[Given request]
Copy every line, leaving nothing out and adding nothing.

☆ ☆ ☆ ☆

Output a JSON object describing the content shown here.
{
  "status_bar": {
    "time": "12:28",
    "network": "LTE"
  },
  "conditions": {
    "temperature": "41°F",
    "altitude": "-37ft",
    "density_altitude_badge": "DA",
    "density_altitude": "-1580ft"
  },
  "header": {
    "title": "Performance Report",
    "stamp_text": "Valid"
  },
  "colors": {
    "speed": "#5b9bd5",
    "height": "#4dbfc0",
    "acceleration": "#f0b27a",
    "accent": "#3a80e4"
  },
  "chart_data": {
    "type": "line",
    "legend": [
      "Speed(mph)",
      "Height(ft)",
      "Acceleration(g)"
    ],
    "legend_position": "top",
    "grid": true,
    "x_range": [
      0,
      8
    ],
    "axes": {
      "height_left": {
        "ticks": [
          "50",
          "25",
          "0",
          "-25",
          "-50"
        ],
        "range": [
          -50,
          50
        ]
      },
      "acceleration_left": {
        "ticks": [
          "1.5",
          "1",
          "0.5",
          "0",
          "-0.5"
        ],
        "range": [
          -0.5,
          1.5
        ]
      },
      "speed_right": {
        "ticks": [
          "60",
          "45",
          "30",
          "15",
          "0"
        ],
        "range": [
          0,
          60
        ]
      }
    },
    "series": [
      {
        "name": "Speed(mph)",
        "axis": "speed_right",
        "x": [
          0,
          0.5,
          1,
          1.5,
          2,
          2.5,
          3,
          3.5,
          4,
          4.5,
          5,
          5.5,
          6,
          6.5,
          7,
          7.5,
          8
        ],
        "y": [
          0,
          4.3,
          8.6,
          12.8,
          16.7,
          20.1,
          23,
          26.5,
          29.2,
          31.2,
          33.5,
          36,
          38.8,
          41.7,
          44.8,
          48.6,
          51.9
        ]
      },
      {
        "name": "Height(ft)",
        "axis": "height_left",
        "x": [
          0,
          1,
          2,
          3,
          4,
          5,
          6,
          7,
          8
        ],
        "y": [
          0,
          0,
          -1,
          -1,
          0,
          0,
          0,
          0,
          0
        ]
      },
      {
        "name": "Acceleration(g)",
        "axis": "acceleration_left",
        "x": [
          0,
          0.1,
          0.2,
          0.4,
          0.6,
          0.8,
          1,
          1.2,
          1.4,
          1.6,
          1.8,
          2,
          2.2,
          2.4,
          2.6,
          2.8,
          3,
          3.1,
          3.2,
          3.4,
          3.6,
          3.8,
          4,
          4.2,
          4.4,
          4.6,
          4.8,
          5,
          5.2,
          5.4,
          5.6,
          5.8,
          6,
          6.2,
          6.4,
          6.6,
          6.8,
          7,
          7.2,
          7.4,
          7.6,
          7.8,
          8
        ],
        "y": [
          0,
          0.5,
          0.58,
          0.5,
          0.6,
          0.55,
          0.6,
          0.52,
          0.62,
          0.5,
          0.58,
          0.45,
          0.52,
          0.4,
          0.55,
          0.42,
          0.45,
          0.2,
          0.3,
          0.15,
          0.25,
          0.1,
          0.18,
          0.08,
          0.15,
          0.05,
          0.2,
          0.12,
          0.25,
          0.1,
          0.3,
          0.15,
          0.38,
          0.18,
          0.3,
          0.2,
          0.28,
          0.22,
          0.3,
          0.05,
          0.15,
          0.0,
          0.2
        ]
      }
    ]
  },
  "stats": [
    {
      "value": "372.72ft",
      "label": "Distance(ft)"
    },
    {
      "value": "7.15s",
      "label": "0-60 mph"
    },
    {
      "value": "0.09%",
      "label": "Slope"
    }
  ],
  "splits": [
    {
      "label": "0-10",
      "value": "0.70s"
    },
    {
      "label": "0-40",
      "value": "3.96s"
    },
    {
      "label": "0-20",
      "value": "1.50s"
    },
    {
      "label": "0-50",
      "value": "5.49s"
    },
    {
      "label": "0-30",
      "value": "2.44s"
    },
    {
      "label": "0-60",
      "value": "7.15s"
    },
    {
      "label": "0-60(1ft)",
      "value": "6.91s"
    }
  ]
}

☆ ☆ ☆ ☆

[Answer to this task]
Output a JSON object describing the content shown here.
{
  "status_bar": {
    "time": "12:28",
    "network": "LTE"
  },
  "conditions": {
    "temperature": "41°F",
    "altitude": "-37ft",
    "density_altitude_badge": "DA",
    "density_altitude": "-1580ft"
  },
  "header": {
    "title": "Performance Report",
    "stamp_text": "Valid"
  },
  "colors": {
    "speed": "#5b9bd5",
    "height": "#4dbfc0",
    "acceleration": "#f0b27a",
    "accent": "#3a80e4"
  },
  "chart_data": {
    "type": "line",
    "legend": [
      "Speed(mph)",
      "Height(ft)",
      "Acceleration(g)"
    ],
    "legend_position": "top",
    "grid": true,
    "x_range": [
      0,
      8
    ],
    "axes": {
      "height_left": {
        "ticks": [
          "50",
          "25",
          "0",
          "-25",
          "-50"
        ],
        "range": [
          -50,
          50
        ]
      },
      "acceleration_left": {
        "ticks": [
          "1.5",
          "1",
          "0.5",
          "0",
          "-0.5"
        ],
        "range": [
          -0.5,
          1.5
        ]
      },
      "speed_right": {
        "ticks": [
          "60",
          "45",
          "30",
          "15",
          "0"
        ],
        "range": [
          0,
          60
        ]
      }
    },
    "series": [
      {
        "name": "Speed(mph)",
        "axis": "speed_right",
        "x": [
          0,
          0.5,
          1,
          1.5,
          2,
          2.5,
          3,
          3.5,
          4,
          4.5,
          5,
          5.5,
          6,
          6.5,
          7,
          7.5,
          8
        ],
        "y": [
          0,
          4.3,
          8.6,
          12.8,
          16.7,
          20.1,
          23,
          26.5,
          29.2,
          31.2,
          33.5,
          36,
          38.8,
          41.7,
          44.8,
          48.6,
          51.9
        ]
      },
      {
        "name": "Height(ft)",
        "axis": "height_left",
        "x": [
          0,
          1,
          2,
          3,
          4,
          5,
          6,
          7,
          8
        ],
        "y": [
          0,
          0,
          -1,
          -1,
          0,
          0,
          0,
          0,
          0
        ]
      },
      {
        "name": "Acceleration(g)",
        "axis": "acceleration_left",
        "x": [
          0,
          0.1,
          0.2,
          0.4,
          0.6,
          0.8,
          1,
          1.2,
          1.4,
          1.6,
          1.8,
          2,
          2.2,
          2.4,
          2.6,
          2.8,
          3,
          3.1,
          3.2,
          3.4,
          3.6,
          3.8,
          4,
          4.2,
          4.4,
          4.6,
          4.8,
          5,
          5.2,
          5.4,
          5.6,
          5.8,
          6,
          6.2,
          6.4,
          6.6,
          6.8,
          7,
          7.2,
          7.4,
          7.6,
          7.8,
          8
        ],
        "y": [
          0,
          0.5,
          0.58,
          0.5,
          0.6,
          0.55,
          0.6,
          0.52,
          0.62,
          0.5,
          0.58,
          0.45,
          0.52,
          0.4,
          0.55,
          0.42,
          0.45,
          0.2,
          0.3,
          0.15,
          0.25,
          0.1,
          0.18,
          0.08,
          0.15,
          0.05,
          0.2,
          0.12,
          0.25,
          0.1,
          0.3,
          0.15,
          0.38,
          0.18,
          0.3,
          0.2,
          0.28,
          0.22,
          0.3,
          0.05,
          0.15,
          0.0,
          0.2
        ]
      }
    ]
  },
  "stats": [
    {
      "value": "372.72ft",
      "label": "Distance(ft)"
    },
    {
      "value": "7.15s",
      "label": "0-60 mph"
    },
    {
      "value": "0.09%",
      "label": "Slope"
    }
  ],
  "splits": [
    {
      "label": "0-10",
      "value": "0.70s"
    },
    {
      "label": "0-40",
      "value": "3.96s"
    },
    {
      "label": "0-20",
      "value": "1.50s"
    },
    {
      "label": "0-50",
      "value": "5.49s"
    },
    {
      "label": "0-30",
      "value": "2.44s"
    },
    {
      "label": "0-60",
      "value": "7.15s"
    },
    {
      "label": "0-60(1ft)",
      "value": "6.91s"
    }
  ]
}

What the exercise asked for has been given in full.